(Collected data entries)
=-=-=

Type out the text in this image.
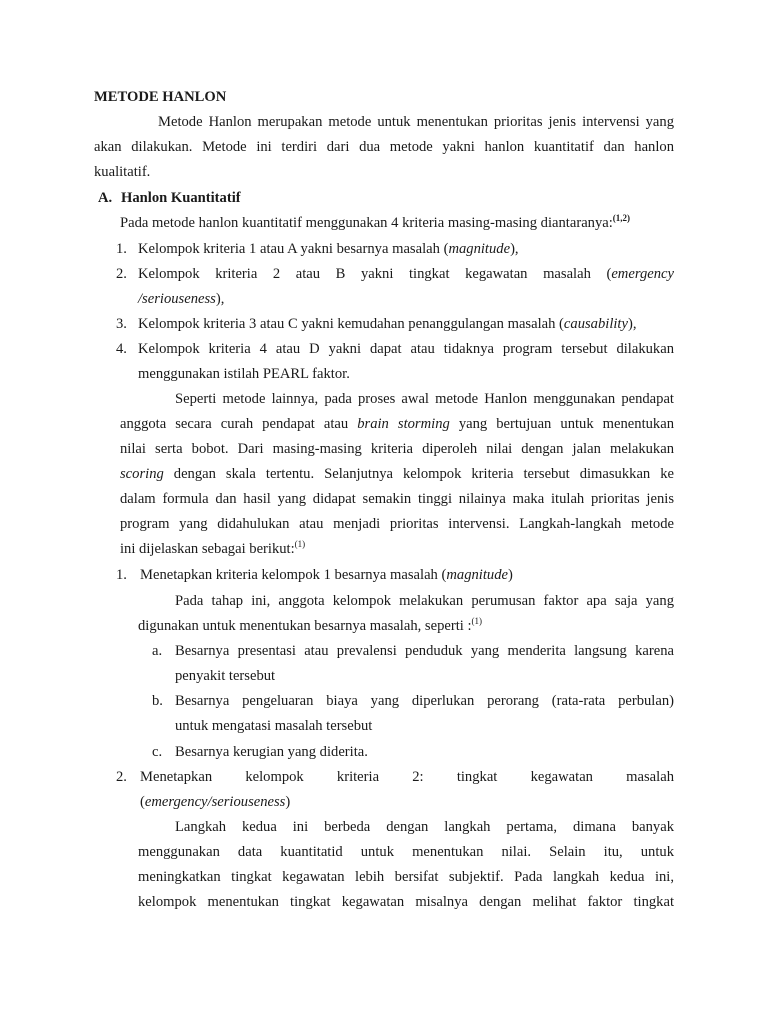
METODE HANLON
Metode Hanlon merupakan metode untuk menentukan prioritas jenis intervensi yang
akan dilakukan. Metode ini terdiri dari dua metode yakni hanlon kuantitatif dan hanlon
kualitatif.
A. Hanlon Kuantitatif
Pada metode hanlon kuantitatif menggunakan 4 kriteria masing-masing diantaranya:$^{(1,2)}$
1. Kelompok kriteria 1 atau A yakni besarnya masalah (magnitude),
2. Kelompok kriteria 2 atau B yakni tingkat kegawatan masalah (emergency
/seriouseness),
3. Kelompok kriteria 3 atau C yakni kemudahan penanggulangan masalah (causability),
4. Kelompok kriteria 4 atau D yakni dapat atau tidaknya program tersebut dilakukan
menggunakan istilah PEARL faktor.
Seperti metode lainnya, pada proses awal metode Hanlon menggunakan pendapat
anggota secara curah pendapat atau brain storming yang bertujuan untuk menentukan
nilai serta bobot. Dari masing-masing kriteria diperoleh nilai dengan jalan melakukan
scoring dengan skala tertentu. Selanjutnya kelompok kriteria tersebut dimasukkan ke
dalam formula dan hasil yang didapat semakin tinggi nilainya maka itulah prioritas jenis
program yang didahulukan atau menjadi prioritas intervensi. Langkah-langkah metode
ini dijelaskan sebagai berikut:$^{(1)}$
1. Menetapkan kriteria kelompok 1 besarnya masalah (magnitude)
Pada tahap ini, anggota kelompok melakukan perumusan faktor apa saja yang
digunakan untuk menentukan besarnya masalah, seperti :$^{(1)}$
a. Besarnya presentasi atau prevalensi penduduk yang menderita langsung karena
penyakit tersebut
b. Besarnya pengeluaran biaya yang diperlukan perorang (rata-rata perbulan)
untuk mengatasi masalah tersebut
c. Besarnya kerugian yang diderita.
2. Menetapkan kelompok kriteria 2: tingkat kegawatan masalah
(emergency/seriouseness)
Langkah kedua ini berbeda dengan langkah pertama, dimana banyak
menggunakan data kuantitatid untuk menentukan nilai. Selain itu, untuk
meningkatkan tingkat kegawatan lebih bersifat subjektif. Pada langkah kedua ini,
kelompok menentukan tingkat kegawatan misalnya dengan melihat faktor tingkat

=-=-=

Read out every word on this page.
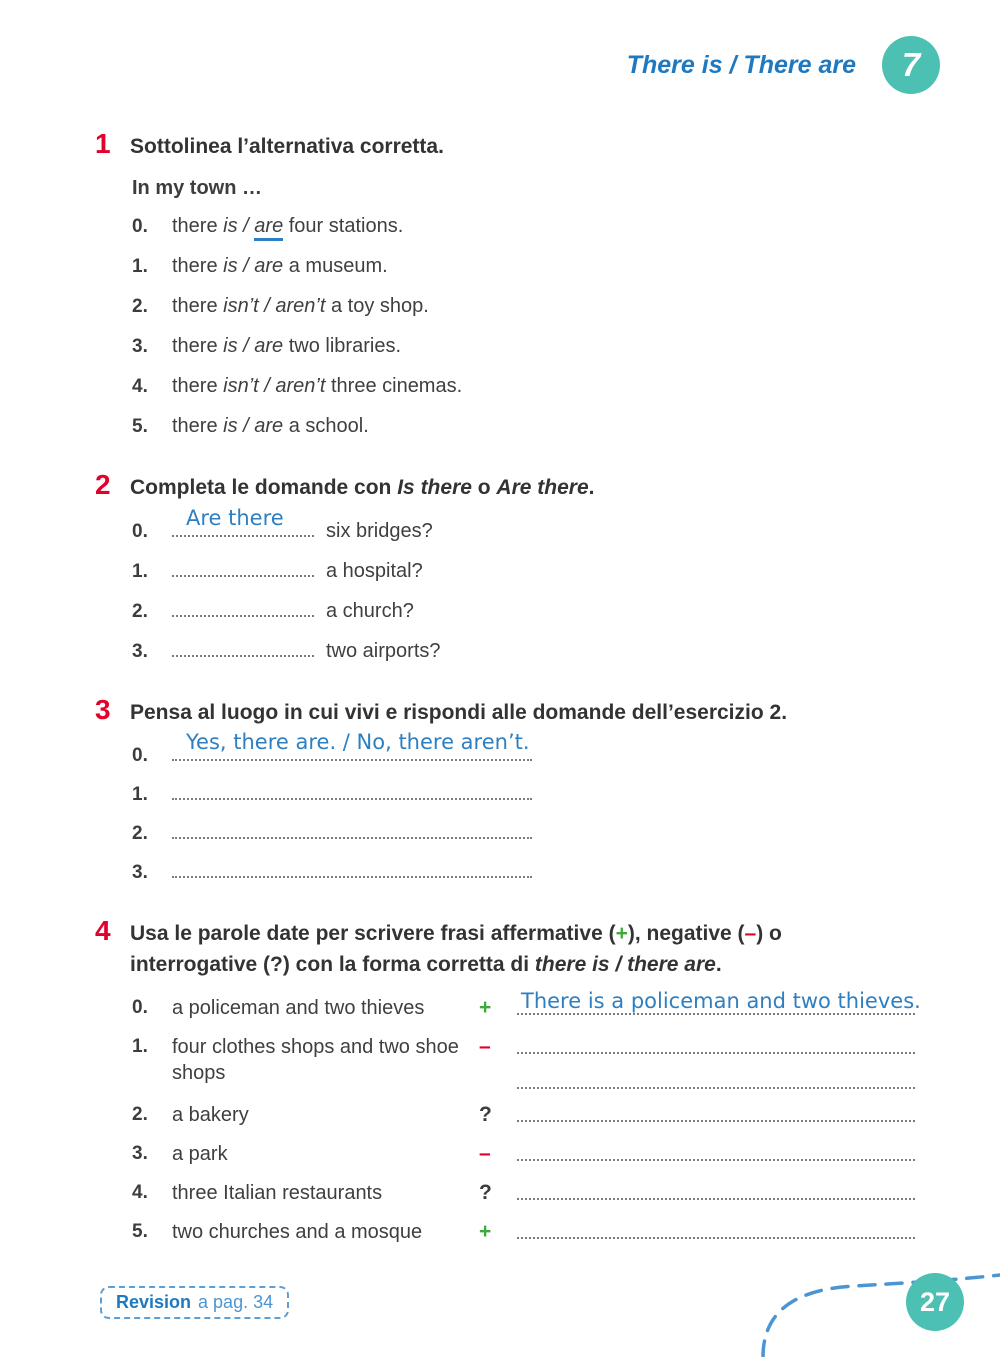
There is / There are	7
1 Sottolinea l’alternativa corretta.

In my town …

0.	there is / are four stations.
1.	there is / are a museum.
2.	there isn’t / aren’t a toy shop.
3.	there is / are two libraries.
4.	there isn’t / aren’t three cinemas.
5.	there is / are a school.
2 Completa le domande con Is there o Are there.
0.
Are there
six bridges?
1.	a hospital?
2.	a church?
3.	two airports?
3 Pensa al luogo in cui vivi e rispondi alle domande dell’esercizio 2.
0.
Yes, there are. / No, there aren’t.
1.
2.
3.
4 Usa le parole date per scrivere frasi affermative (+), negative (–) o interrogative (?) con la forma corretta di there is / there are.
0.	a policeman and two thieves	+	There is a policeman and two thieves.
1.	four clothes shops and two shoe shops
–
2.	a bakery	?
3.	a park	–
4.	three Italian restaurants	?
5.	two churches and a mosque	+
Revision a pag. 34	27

=-=-=

Identify the lines in the records above that contain the word "corretta", then state how many there are and nothing more.

Solved problem | 2